**RECORDS**
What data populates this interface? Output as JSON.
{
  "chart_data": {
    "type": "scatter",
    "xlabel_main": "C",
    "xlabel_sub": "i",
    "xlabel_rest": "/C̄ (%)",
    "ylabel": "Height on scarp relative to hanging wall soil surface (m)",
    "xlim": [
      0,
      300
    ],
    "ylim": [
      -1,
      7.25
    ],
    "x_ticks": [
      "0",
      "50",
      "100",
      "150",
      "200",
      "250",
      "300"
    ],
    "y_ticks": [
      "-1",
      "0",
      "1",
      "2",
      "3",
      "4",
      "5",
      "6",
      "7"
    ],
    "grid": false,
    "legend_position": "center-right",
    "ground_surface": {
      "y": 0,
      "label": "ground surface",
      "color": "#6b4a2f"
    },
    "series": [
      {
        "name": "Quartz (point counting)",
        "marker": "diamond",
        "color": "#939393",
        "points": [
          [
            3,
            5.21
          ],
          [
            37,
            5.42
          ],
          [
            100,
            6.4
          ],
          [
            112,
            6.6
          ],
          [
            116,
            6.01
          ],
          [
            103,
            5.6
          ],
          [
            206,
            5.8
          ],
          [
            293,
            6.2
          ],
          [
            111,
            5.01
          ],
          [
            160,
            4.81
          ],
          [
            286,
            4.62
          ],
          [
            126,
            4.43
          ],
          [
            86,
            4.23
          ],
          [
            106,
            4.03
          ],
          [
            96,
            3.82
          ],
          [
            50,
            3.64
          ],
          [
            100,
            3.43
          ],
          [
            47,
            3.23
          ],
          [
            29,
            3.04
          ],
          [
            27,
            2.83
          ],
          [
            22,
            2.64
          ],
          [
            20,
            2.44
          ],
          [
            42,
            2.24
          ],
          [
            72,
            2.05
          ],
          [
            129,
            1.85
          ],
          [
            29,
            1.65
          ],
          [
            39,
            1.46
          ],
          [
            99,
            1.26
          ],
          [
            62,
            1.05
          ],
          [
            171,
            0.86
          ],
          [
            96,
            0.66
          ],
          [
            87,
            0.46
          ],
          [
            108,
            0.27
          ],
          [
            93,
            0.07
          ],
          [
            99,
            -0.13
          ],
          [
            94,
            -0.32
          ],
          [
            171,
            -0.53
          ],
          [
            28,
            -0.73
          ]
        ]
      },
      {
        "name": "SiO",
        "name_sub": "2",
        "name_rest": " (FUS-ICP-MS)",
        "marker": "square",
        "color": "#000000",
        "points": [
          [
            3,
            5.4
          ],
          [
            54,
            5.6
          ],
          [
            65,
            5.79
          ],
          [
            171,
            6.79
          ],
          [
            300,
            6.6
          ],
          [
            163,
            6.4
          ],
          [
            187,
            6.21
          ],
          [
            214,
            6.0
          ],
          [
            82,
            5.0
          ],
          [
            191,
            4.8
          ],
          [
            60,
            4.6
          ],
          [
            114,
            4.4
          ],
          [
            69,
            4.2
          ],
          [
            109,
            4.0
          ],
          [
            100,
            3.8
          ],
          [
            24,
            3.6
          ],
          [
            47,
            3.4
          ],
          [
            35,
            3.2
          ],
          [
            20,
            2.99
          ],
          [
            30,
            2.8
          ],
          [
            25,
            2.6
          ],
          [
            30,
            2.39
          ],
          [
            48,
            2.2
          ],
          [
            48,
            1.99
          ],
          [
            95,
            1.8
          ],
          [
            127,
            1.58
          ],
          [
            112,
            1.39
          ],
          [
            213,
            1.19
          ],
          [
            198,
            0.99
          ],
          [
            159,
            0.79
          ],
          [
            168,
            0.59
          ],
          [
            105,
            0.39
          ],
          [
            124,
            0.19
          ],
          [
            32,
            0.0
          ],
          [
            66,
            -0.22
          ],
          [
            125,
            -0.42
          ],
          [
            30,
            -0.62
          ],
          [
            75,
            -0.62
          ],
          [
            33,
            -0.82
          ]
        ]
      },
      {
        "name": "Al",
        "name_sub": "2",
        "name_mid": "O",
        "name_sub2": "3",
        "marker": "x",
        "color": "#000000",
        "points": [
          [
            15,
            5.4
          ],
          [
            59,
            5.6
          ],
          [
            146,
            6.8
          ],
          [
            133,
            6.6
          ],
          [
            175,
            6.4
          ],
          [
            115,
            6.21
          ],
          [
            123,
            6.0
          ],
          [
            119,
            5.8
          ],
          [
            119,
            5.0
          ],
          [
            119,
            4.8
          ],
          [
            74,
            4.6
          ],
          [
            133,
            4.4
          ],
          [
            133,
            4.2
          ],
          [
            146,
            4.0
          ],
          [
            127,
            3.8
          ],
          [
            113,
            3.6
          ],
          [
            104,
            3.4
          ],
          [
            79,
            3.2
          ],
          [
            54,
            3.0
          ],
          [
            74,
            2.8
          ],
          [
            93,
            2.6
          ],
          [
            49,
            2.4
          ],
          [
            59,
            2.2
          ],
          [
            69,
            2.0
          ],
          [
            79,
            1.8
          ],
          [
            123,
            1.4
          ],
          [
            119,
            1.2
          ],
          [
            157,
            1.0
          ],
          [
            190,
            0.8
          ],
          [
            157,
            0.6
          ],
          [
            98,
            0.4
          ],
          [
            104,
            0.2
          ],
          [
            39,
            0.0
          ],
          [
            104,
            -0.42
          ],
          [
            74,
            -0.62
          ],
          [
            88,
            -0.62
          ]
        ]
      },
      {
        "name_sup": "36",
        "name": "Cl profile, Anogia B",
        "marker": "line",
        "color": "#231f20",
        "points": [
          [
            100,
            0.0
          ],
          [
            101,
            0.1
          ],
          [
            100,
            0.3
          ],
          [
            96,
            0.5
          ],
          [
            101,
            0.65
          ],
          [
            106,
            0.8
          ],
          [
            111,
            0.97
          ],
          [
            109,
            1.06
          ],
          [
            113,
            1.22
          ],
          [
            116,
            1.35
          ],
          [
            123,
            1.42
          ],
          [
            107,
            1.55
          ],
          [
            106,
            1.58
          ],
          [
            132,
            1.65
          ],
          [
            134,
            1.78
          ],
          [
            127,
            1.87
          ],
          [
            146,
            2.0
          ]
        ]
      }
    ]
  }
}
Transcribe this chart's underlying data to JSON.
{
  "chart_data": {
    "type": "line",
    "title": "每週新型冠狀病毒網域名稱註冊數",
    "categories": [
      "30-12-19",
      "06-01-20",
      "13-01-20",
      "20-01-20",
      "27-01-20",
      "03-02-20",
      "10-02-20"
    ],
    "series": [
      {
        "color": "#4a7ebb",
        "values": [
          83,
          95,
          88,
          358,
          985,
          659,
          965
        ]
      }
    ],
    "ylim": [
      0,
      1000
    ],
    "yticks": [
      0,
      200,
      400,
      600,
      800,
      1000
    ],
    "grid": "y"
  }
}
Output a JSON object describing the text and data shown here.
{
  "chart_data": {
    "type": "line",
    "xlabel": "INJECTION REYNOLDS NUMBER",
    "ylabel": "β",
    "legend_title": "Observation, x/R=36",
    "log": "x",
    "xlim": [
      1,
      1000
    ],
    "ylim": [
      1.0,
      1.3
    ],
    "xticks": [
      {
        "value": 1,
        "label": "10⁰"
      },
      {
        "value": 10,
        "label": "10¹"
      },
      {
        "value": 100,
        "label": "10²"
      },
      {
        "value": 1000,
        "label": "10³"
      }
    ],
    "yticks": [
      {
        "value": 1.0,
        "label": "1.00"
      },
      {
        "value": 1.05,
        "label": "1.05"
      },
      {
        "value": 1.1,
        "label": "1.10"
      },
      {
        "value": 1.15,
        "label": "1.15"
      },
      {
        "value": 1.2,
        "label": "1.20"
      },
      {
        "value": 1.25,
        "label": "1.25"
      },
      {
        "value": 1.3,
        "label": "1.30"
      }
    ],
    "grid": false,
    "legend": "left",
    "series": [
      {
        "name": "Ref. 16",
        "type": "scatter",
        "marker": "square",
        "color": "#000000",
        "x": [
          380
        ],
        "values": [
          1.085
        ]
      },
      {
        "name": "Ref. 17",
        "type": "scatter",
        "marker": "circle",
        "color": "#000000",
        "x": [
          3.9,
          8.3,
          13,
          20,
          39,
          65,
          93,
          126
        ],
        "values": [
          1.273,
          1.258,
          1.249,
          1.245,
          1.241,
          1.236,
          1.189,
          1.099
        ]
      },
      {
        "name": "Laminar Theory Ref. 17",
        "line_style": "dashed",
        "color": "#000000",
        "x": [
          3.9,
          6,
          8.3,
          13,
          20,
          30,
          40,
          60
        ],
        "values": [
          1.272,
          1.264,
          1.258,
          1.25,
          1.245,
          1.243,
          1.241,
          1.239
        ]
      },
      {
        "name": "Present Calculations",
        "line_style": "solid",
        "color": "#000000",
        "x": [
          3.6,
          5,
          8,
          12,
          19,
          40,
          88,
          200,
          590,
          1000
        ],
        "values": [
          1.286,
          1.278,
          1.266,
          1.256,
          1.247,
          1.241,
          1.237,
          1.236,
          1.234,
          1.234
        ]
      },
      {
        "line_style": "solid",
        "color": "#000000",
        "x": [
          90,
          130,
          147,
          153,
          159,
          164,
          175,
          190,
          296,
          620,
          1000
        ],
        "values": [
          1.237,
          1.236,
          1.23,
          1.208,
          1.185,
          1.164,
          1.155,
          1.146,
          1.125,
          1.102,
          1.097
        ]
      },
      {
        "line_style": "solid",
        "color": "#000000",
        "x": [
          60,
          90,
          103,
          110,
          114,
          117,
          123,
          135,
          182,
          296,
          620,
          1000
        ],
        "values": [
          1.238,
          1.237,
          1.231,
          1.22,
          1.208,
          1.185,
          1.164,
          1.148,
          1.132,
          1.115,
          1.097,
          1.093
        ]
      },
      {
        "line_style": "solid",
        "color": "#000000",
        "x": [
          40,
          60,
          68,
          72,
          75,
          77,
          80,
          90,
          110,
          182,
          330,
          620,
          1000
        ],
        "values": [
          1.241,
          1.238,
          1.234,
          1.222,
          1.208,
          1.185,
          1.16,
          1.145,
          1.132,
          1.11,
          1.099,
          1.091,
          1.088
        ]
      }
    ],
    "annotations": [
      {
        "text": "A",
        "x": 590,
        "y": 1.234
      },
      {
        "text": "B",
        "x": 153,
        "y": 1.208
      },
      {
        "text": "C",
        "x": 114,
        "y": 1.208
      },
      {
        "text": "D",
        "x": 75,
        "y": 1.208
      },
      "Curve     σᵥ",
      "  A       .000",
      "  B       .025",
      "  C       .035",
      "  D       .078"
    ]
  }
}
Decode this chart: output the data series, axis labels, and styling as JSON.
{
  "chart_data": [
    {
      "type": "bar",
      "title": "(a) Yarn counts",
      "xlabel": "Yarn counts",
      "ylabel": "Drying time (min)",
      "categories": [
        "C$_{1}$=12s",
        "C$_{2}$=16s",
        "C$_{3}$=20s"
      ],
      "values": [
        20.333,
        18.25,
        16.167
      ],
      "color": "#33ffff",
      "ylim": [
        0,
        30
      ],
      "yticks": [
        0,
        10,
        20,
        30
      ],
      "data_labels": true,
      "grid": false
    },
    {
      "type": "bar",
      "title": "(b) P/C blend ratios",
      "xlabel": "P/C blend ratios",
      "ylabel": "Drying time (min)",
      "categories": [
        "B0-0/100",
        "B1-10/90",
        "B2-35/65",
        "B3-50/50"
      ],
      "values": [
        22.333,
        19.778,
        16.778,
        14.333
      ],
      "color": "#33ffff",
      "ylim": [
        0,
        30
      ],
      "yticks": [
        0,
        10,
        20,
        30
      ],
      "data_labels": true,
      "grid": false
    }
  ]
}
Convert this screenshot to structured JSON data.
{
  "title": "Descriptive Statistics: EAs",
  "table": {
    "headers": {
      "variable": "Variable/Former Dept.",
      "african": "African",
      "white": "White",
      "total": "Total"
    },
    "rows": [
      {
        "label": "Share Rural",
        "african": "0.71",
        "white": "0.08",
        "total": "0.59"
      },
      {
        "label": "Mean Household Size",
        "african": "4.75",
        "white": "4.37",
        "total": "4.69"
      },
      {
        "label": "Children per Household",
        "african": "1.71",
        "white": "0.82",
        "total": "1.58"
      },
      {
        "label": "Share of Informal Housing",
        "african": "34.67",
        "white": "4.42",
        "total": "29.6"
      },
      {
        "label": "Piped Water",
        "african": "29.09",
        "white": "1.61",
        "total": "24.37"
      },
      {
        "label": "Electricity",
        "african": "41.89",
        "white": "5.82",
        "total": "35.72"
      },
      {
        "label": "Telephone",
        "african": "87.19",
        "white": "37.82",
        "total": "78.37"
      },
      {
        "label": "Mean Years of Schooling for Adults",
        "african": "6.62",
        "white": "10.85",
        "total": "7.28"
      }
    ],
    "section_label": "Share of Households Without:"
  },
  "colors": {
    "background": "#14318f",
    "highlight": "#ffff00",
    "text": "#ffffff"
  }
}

**EXERCISE DIRECTIONS**
Locate the word "Share" in the entries, and copy every line where it is found.

**SOLVED EXERCISE**
        "label": "Share Rural",
        "label": "Share of Informal Housing",
    "section_label": "Share of Households Without:"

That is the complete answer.